> [Exercise task]
Everything in the data should be repeated exactly, save for the images.

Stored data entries
---*---

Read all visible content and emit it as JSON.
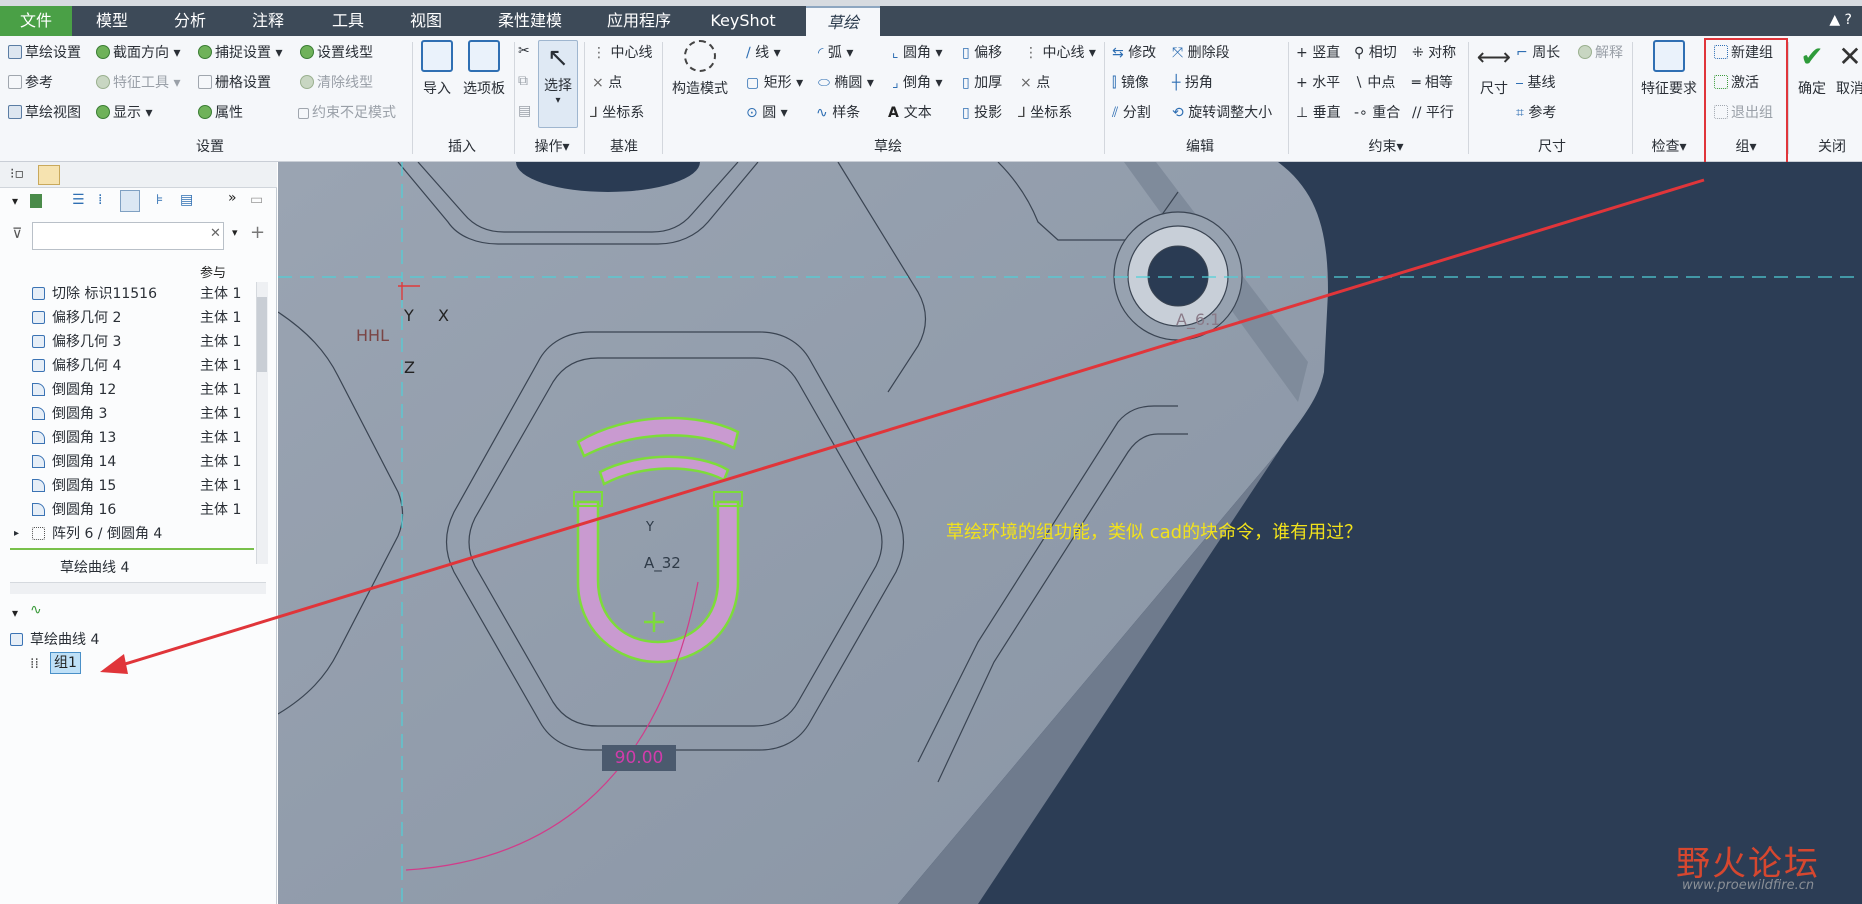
{
  "menubar": {
    "tabs": [
      {
        "label": "文件"
      },
      {
        "label": "模型"
      },
      {
        "label": "分析"
      },
      {
        "label": "注释"
      },
      {
        "label": "工具"
      },
      {
        "label": "视图"
      },
      {
        "label": "柔性建模"
      },
      {
        "label": "应用程序"
      },
      {
        "label": "KeyShot"
      },
      {
        "label": "草绘"
      }
    ],
    "right_icons": "▲ ?"
  },
  "ribbon": {
    "setup": {
      "sketch_setup": "草绘设置",
      "section_orient": "截面方向",
      "snap_settings": "捕捉设置",
      "set_linestyle": "设置线型",
      "reference": "参考",
      "feature_tools": "特征工具",
      "grid_settings": "栅格设置",
      "clear_linestyle": "清除线型",
      "sketch_view": "草绘视图",
      "display": "显示",
      "properties": "属性",
      "underconstrained": "约束不足模式",
      "group_label": "设置"
    },
    "insert": {
      "import": "导入",
      "palette": "选项板",
      "group_label": "插入"
    },
    "operations": {
      "select": "选择",
      "group_label": "操作"
    },
    "datum": {
      "centerline": "中心线",
      "point": "点",
      "coord_sys": "坐标系",
      "group_label": "基准"
    },
    "sketch": {
      "construction_mode": "构造模式",
      "line": "线",
      "arc": "弧",
      "fillet": "圆角",
      "offset": "偏移",
      "centerline": "中心线",
      "rectangle": "矩形",
      "ellipse": "椭圆",
      "chamfer": "倒角",
      "thicken": "加厚",
      "point": "点",
      "circle": "圆",
      "spline": "样条",
      "text": "文本",
      "project": "投影",
      "coord_sys": "坐标系",
      "group_label": "草绘"
    },
    "edit": {
      "modify": "修改",
      "delete_segment": "删除段",
      "mirror": "镜像",
      "corner": "拐角",
      "divide": "分割",
      "rotate_resize": "旋转调整大小",
      "group_label": "编辑"
    },
    "constrain": {
      "vertical": "竖直",
      "tangent": "相切",
      "symmetric": "对称",
      "horizontal": "水平",
      "midpoint": "中点",
      "equal": "相等",
      "perpendicular": "垂直",
      "coincident": "重合",
      "parallel": "平行",
      "group_label": "约束"
    },
    "dimension": {
      "dimension": "尺寸",
      "perimeter": "周长",
      "explain": "解释",
      "baseline": "基线",
      "reference": "参考",
      "group_label": "尺寸"
    },
    "inspect": {
      "feature_req": "特征要求",
      "group_label": "检查"
    },
    "group": {
      "new_group": "新建组",
      "activate": "激活",
      "exit_group": "退出组",
      "group_label": "组"
    },
    "close": {
      "ok": "确定",
      "cancel": "取消",
      "group_label": "关闭"
    }
  },
  "left_panel": {
    "column_header": "参与",
    "tree_items": [
      {
        "name": "切除 标识11516",
        "col": "主体 1"
      },
      {
        "name": "偏移几何 2",
        "col": "主体 1"
      },
      {
        "name": "偏移几何 3",
        "col": "主体 1"
      },
      {
        "name": "偏移几何 4",
        "col": "主体 1"
      },
      {
        "name": "倒圆角 12",
        "col": "主体 1"
      },
      {
        "name": "倒圆角 3",
        "col": "主体 1"
      },
      {
        "name": "倒圆角 13",
        "col": "主体 1"
      },
      {
        "name": "倒圆角 14",
        "col": "主体 1"
      },
      {
        "name": "倒圆角 15",
        "col": "主体 1"
      },
      {
        "name": "倒圆角 16",
        "col": "主体 1"
      },
      {
        "name": "阵列 6 / 倒圆角 4",
        "col": ""
      }
    ],
    "current_item": "草绘曲线 4",
    "sketch_section_title": "草绘曲线 4",
    "group_item": "组1"
  },
  "canvas": {
    "axis_y": "Y",
    "axis_x": "X",
    "axis_z": "Z",
    "csys_label": "HHL",
    "dim_a61": "A_6.1",
    "dim_a32": "A_32",
    "small_y": "Y",
    "dim_90": "90.00",
    "annotation": "草绘环境的组功能，类似 cad的块命令，谁有用过？",
    "colors": {
      "sketch_green": "#7ddc3a",
      "fill_pink": "#c99ad0",
      "arrow_red": "#e0353a",
      "bg_navy": "#2c3d55"
    }
  },
  "watermark": {
    "text": "野火论坛",
    "url": "www.proewildfire.cn"
  }
}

---*---

> [Final result]
Read all visible content and emit it as JSON.
{
  "menubar": {
    "tabs": [
      {
        "label": "文件"
      },
      {
        "label": "模型"
      },
      {
        "label": "分析"
      },
      {
        "label": "注释"
      },
      {
        "label": "工具"
      },
      {
        "label": "视图"
      },
      {
        "label": "柔性建模"
      },
      {
        "label": "应用程序"
      },
      {
        "label": "KeyShot"
      },
      {
        "label": "草绘"
      }
    ],
    "right_icons": "▲ ?"
  },
  "ribbon": {
    "setup": {
      "sketch_setup": "草绘设置",
      "section_orient": "截面方向",
      "snap_settings": "捕捉设置",
      "set_linestyle": "设置线型",
      "reference": "参考",
      "feature_tools": "特征工具",
      "grid_settings": "栅格设置",
      "clear_linestyle": "清除线型",
      "sketch_view": "草绘视图",
      "display": "显示",
      "properties": "属性",
      "underconstrained": "约束不足模式",
      "group_label": "设置"
    },
    "insert": {
      "import": "导入",
      "palette": "选项板",
      "group_label": "插入"
    },
    "operations": {
      "select": "选择",
      "group_label": "操作"
    },
    "datum": {
      "centerline": "中心线",
      "point": "点",
      "coord_sys": "坐标系",
      "group_label": "基准"
    },
    "sketch": {
      "construction_mode": "构造模式",
      "line": "线",
      "arc": "弧",
      "fillet": "圆角",
      "offset": "偏移",
      "centerline": "中心线",
      "rectangle": "矩形",
      "ellipse": "椭圆",
      "chamfer": "倒角",
      "thicken": "加厚",
      "point": "点",
      "circle": "圆",
      "spline": "样条",
      "text": "文本",
      "project": "投影",
      "coord_sys": "坐标系",
      "group_label": "草绘"
    },
    "edit": {
      "modify": "修改",
      "delete_segment": "删除段",
      "mirror": "镜像",
      "corner": "拐角",
      "divide": "分割",
      "rotate_resize": "旋转调整大小",
      "group_label": "编辑"
    },
    "constrain": {
      "vertical": "竖直",
      "tangent": "相切",
      "symmetric": "对称",
      "horizontal": "水平",
      "midpoint": "中点",
      "equal": "相等",
      "perpendicular": "垂直",
      "coincident": "重合",
      "parallel": "平行",
      "group_label": "约束"
    },
    "dimension": {
      "dimension": "尺寸",
      "perimeter": "周长",
      "explain": "解释",
      "baseline": "基线",
      "reference": "参考",
      "group_label": "尺寸"
    },
    "inspect": {
      "feature_req": "特征要求",
      "group_label": "检查"
    },
    "group": {
      "new_group": "新建组",
      "activate": "激活",
      "exit_group": "退出组",
      "group_label": "组"
    },
    "close": {
      "ok": "确定",
      "cancel": "取消",
      "group_label": "关闭"
    }
  },
  "left_panel": {
    "column_header": "参与",
    "tree_items": [
      {
        "name": "切除 标识11516",
        "col": "主体 1"
      },
      {
        "name": "偏移几何 2",
        "col": "主体 1"
      },
      {
        "name": "偏移几何 3",
        "col": "主体 1"
      },
      {
        "name": "偏移几何 4",
        "col": "主体 1"
      },
      {
        "name": "倒圆角 12",
        "col": "主体 1"
      },
      {
        "name": "倒圆角 3",
        "col": "主体 1"
      },
      {
        "name": "倒圆角 13",
        "col": "主体 1"
      },
      {
        "name": "倒圆角 14",
        "col": "主体 1"
      },
      {
        "name": "倒圆角 15",
        "col": "主体 1"
      },
      {
        "name": "倒圆角 16",
        "col": "主体 1"
      },
      {
        "name": "阵列 6 / 倒圆角 4",
        "col": ""
      }
    ],
    "current_item": "草绘曲线 4",
    "sketch_section_title": "草绘曲线 4",
    "group_item": "组1"
  },
  "canvas": {
    "axis_y": "Y",
    "axis_x": "X",
    "axis_z": "Z",
    "csys_label": "HHL",
    "dim_a61": "A_6.1",
    "dim_a32": "A_32",
    "small_y": "Y",
    "dim_90": "90.00",
    "annotation": "草绘环境的组功能，类似 cad的块命令，谁有用过？",
    "colors": {
      "sketch_green": "#7ddc3a",
      "fill_pink": "#c99ad0",
      "arrow_red": "#e0353a",
      "bg_navy": "#2c3d55"
    }
  },
  "watermark": {
    "text": "野火论坛",
    "url": "www.proewildfire.cn"
  }
}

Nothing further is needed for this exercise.